#### [Work to complete]
Gather all lines in the data that hold the string "Following".

#### [Input rows]
....
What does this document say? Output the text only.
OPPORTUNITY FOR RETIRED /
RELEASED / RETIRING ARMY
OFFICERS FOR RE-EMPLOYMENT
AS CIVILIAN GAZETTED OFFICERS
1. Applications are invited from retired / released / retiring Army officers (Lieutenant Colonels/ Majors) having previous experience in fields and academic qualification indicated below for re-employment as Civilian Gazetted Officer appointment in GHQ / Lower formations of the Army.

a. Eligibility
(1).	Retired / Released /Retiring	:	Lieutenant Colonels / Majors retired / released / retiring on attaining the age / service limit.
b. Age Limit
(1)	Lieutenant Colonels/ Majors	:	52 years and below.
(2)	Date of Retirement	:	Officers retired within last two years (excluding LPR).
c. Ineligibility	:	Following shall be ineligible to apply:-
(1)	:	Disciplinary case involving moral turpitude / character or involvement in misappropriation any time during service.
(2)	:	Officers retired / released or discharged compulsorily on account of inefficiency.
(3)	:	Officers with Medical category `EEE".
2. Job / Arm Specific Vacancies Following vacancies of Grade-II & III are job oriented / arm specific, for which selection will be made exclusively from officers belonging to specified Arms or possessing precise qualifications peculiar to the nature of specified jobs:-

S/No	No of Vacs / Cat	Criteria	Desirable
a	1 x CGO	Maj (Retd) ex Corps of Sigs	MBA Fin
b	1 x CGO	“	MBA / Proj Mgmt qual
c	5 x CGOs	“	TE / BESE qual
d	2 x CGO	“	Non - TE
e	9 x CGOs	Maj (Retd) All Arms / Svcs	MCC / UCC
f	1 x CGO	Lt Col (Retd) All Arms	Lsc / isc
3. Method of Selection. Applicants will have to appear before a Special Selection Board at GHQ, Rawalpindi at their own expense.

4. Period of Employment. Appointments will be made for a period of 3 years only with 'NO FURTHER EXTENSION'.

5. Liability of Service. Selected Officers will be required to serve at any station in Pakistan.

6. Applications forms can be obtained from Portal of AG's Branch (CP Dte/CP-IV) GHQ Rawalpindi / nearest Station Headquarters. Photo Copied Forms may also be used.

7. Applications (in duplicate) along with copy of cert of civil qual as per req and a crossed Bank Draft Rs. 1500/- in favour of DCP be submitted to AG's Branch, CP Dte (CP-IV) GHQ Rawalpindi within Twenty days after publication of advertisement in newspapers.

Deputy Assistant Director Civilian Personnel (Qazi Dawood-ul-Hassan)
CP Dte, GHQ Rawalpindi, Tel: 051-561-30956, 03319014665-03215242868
....
#### [Complete output]
c. Ineligibility	:	Following shall be ineligible to apply:-
2. Job / Arm Specific Vacancies Following vacancies of Grade-II & III are job oriented / arm specific, for which selection will be made exclusively from officers belonging to specified Arms or possessing precise qualifications peculiar to the nature of specified jobs:-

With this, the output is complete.